■ WHAT IS ASKED
All of the data below should be written out exactly.

— BEGIN —

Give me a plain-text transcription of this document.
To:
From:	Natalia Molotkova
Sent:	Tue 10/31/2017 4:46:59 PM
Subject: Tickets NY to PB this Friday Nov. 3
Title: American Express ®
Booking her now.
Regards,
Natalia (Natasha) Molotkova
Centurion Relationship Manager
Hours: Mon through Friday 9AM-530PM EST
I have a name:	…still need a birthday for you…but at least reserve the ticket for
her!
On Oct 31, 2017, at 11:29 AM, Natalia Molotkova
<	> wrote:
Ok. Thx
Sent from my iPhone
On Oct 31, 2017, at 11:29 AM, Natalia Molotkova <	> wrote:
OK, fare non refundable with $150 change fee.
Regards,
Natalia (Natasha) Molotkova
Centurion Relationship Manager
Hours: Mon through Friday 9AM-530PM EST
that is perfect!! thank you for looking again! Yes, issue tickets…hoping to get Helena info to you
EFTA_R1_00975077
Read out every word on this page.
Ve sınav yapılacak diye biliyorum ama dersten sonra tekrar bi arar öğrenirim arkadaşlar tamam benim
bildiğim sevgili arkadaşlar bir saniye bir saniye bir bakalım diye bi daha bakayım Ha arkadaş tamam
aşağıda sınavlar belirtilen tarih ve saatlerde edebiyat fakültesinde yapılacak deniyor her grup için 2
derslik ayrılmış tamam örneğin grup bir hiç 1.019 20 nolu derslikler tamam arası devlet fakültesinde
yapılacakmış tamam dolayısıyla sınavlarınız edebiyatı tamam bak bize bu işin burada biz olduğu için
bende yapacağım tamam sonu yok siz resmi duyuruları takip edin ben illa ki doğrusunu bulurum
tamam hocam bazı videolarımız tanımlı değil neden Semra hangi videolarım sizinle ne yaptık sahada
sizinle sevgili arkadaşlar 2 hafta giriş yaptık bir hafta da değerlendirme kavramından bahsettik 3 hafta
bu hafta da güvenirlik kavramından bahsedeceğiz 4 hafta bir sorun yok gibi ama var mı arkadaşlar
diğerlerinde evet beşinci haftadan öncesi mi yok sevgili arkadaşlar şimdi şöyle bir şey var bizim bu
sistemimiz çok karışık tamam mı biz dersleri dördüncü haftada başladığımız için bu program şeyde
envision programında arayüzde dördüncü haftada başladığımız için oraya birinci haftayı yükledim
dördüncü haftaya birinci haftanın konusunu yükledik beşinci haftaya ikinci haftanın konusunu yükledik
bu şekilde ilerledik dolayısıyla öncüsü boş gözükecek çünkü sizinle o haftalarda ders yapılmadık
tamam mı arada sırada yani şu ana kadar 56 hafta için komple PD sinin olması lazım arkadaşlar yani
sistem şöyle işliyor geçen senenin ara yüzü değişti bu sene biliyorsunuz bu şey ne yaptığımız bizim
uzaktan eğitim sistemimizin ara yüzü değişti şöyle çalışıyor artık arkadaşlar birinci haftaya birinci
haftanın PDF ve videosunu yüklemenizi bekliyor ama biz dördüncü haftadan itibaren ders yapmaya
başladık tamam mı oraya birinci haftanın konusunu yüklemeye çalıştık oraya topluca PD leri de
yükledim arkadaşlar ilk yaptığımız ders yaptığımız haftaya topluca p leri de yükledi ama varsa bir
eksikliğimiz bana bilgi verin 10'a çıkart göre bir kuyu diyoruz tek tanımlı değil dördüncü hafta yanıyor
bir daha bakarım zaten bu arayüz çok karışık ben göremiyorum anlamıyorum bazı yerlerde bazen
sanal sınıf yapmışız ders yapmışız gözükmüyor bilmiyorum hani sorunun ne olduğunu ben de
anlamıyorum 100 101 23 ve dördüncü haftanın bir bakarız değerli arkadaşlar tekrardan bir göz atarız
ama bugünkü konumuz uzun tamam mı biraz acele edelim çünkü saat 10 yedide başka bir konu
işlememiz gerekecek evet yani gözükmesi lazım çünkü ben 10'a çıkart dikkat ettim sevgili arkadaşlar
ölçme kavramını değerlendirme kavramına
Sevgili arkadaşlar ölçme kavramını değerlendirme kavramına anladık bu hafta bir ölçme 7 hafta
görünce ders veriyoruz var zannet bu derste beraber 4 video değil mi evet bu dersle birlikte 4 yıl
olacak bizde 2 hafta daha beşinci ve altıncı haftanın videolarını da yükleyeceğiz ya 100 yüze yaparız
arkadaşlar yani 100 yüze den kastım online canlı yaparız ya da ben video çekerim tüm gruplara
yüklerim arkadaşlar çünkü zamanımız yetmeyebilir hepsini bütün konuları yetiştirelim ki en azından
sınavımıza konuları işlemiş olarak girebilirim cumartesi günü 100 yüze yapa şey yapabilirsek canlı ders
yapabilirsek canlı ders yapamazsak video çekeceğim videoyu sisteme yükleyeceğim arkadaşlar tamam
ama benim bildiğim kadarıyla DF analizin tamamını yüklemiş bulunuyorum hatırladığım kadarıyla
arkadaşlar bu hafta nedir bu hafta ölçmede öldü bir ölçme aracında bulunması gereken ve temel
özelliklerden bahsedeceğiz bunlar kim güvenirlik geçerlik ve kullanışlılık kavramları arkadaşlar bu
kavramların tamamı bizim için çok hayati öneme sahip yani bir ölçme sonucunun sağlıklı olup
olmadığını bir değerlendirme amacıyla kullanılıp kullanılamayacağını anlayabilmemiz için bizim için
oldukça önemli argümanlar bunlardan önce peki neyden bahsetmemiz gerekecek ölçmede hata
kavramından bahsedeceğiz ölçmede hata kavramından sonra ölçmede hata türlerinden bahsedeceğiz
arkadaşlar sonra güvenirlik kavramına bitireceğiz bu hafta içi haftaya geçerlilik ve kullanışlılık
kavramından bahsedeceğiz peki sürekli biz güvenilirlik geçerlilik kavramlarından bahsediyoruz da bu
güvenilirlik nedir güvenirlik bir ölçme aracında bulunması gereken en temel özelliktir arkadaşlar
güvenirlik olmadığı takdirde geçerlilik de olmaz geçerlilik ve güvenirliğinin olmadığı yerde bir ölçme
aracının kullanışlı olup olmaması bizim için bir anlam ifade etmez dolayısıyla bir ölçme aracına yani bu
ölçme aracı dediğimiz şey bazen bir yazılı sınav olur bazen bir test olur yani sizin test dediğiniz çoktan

— END —

■ ANSWER TO THIS EXERCISE
Give me a plain-text transcription of this document.
To:
From:	Natalia Molotkova
Sent:	Tue 10/31/2017 4:46:59 PM
Subject: Tickets NY to PB this Friday Nov. 3
Title: American Express ®
Booking her now.
Regards,
Natalia (Natasha) Molotkova
Centurion Relationship Manager
Hours: Mon through Friday 9AM-530PM EST
I have a name:	…still need a birthday for you…but at least reserve the ticket for
her!
On Oct 31, 2017, at 11:29 AM, Natalia Molotkova
<	> wrote:
Ok. Thx
Sent from my iPhone
On Oct 31, 2017, at 11:29 AM, Natalia Molotkova <	> wrote:
OK, fare non refundable with $150 change fee.
Regards,
Natalia (Natasha) Molotkova
Centurion Relationship Manager
Hours: Mon through Friday 9AM-530PM EST
that is perfect!! thank you for looking again! Yes, issue tickets…hoping to get Helena info to you
EFTA_R1_00975077
Read out every word on this page.
Ve sınav yapılacak diye biliyorum ama dersten sonra tekrar bi arar öğrenirim arkadaşlar tamam benim
bildiğim sevgili arkadaşlar bir saniye bir saniye bir bakalım diye bi daha bakayım Ha arkadaş tamam
aşağıda sınavlar belirtilen tarih ve saatlerde edebiyat fakültesinde yapılacak deniyor her grup için 2
derslik ayrılmış tamam örneğin grup bir hiç 1.019 20 nolu derslikler tamam arası devlet fakültesinde
yapılacakmış tamam dolayısıyla sınavlarınız edebiyatı tamam bak bize bu işin burada biz olduğu için
bende yapacağım tamam sonu yok siz resmi duyuruları takip edin ben illa ki doğrusunu bulurum
tamam hocam bazı videolarımız tanımlı değil neden Semra hangi videolarım sizinle ne yaptık sahada
sizinle sevgili arkadaşlar 2 hafta giriş yaptık bir hafta da değerlendirme kavramından bahsettik 3 hafta
bu hafta da güvenirlik kavramından bahsedeceğiz 4 hafta bir sorun yok gibi ama var mı arkadaşlar
diğerlerinde evet beşinci haftadan öncesi mi yok sevgili arkadaşlar şimdi şöyle bir şey var bizim bu
sistemimiz çok karışık tamam mı biz dersleri dördüncü haftada başladığımız için bu program şeyde
envision programında arayüzde dördüncü haftada başladığımız için oraya birinci haftayı yükledim
dördüncü haftaya birinci haftanın konusunu yükledik beşinci haftaya ikinci haftanın konusunu yükledik
bu şekilde ilerledik dolayısıyla öncüsü boş gözükecek çünkü sizinle o haftalarda ders yapılmadık
tamam mı arada sırada yani şu ana kadar 56 hafta için komple PD sinin olması lazım arkadaşlar yani
sistem şöyle işliyor geçen senenin ara yüzü değişti bu sene biliyorsunuz bu şey ne yaptığımız bizim
uzaktan eğitim sistemimizin ara yüzü değişti şöyle çalışıyor artık arkadaşlar birinci haftaya birinci
haftanın PDF ve videosunu yüklemenizi bekliyor ama biz dördüncü haftadan itibaren ders yapmaya
başladık tamam mı oraya birinci haftanın konusunu yüklemeye çalıştık oraya topluca PD leri de
yükledim arkadaşlar ilk yaptığımız ders yaptığımız haftaya topluca p leri de yükledi ama varsa bir
eksikliğimiz bana bilgi verin 10'a çıkart göre bir kuyu diyoruz tek tanımlı değil dördüncü hafta yanıyor
bir daha bakarım zaten bu arayüz çok karışık ben göremiyorum anlamıyorum bazı yerlerde bazen
sanal sınıf yapmışız ders yapmışız gözükmüyor bilmiyorum hani sorunun ne olduğunu ben de
anlamıyorum 100 101 23 ve dördüncü haftanın bir bakarız değerli arkadaşlar tekrardan bir göz atarız
ama bugünkü konumuz uzun tamam mı biraz acele edelim çünkü saat 10 yedide başka bir konu
işlememiz gerekecek evet yani gözükmesi lazım çünkü ben 10'a çıkart dikkat ettim sevgili arkadaşlar
ölçme kavramını değerlendirme kavramına
Sevgili arkadaşlar ölçme kavramını değerlendirme kavramına anladık bu hafta bir ölçme 7 hafta
görünce ders veriyoruz var zannet bu derste beraber 4 video değil mi evet bu dersle birlikte 4 yıl
olacak bizde 2 hafta daha beşinci ve altıncı haftanın videolarını da yükleyeceğiz ya 100 yüze yaparız
arkadaşlar yani 100 yüze den kastım online canlı yaparız ya da ben video çekerim tüm gruplara
yüklerim arkadaşlar çünkü zamanımız yetmeyebilir hepsini bütün konuları yetiştirelim ki en azından
sınavımıza konuları işlemiş olarak girebilirim cumartesi günü 100 yüze yapa şey yapabilirsek canlı ders
yapabilirsek canlı ders yapamazsak video çekeceğim videoyu sisteme yükleyeceğim arkadaşlar tamam
ama benim bildiğim kadarıyla DF analizin tamamını yüklemiş bulunuyorum hatırladığım kadarıyla
arkadaşlar bu hafta nedir bu hafta ölçmede öldü bir ölçme aracında bulunması gereken ve temel
özelliklerden bahsedeceğiz bunlar kim güvenirlik geçerlik ve kullanışlılık kavramları arkadaşlar bu
kavramların tamamı bizim için çok hayati öneme sahip yani bir ölçme sonucunun sağlıklı olup
olmadığını bir değerlendirme amacıyla kullanılıp kullanılamayacağını anlayabilmemiz için bizim için
oldukça önemli argümanlar bunlardan önce peki neyden bahsetmemiz gerekecek ölçmede hata
kavramından bahsedeceğiz ölçmede hata kavramından sonra ölçmede hata türlerinden bahsedeceğiz
arkadaşlar sonra güvenirlik kavramına bitireceğiz bu hafta içi haftaya geçerlilik ve kullanışlılık
kavramından bahsedeceğiz peki sürekli biz güvenilirlik geçerlilik kavramlarından bahsediyoruz da bu
güvenilirlik nedir güvenirlik bir ölçme aracında bulunması gereken en temel özelliktir arkadaşlar
güvenirlik olmadığı takdirde geçerlilik de olmaz geçerlilik ve güvenirliğinin olmadığı yerde bir ölçme
aracının kullanışlı olup olmaması bizim için bir anlam ifade etmez dolayısıyla bir ölçme aracına yani bu
ölçme aracı dediğimiz şey bazen bir yazılı sınav olur bazen bir test olur yani sizin test dediğiniz çoktan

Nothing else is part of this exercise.